TASK INPUTS:

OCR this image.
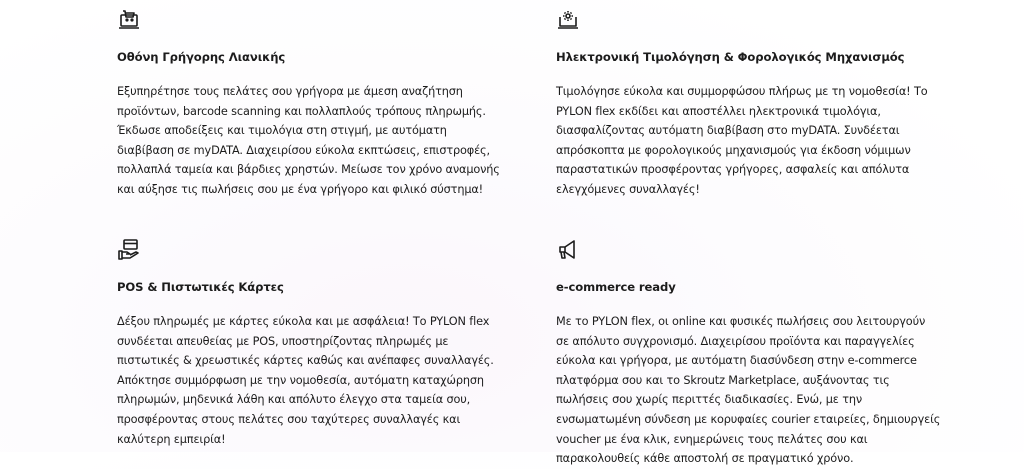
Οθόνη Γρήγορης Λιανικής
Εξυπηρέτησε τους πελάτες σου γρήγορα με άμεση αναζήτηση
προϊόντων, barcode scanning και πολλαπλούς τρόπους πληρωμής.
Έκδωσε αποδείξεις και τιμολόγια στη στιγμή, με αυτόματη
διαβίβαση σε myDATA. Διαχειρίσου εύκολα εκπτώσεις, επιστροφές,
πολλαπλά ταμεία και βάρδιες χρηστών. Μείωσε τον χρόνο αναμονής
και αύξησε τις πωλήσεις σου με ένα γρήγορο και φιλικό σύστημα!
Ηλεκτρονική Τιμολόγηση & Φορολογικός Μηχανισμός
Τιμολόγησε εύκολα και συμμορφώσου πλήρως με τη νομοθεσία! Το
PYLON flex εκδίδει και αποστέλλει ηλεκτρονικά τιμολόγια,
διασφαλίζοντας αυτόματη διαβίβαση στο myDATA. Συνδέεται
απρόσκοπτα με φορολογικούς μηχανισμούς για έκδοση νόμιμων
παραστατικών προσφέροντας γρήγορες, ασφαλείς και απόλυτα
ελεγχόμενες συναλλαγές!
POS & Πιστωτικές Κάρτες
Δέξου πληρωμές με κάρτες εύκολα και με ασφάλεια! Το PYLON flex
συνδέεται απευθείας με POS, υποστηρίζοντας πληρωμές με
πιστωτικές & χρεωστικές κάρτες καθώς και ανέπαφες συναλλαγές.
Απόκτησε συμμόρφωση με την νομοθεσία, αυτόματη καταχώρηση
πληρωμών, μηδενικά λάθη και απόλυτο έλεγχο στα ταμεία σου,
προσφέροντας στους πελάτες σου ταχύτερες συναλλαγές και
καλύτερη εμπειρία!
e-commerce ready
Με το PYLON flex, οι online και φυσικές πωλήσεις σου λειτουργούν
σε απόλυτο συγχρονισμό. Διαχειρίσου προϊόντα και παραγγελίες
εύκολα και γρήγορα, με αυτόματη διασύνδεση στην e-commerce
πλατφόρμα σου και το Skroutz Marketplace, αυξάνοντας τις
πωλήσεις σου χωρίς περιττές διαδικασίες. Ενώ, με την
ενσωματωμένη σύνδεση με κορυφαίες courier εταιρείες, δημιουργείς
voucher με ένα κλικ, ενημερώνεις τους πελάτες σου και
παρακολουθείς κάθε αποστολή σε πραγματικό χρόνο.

GOAL OF THE EXERCISE:
Lines of the material that contain the word "τιμολόγια" are to be gathered.

EXERCISE ANSWER:
Έκδωσε αποδείξεις και τιμολόγια στη στιγμή, με αυτόματη
PYLON flex εκδίδει και αποστέλλει ηλεκτρονικά τιμολόγια,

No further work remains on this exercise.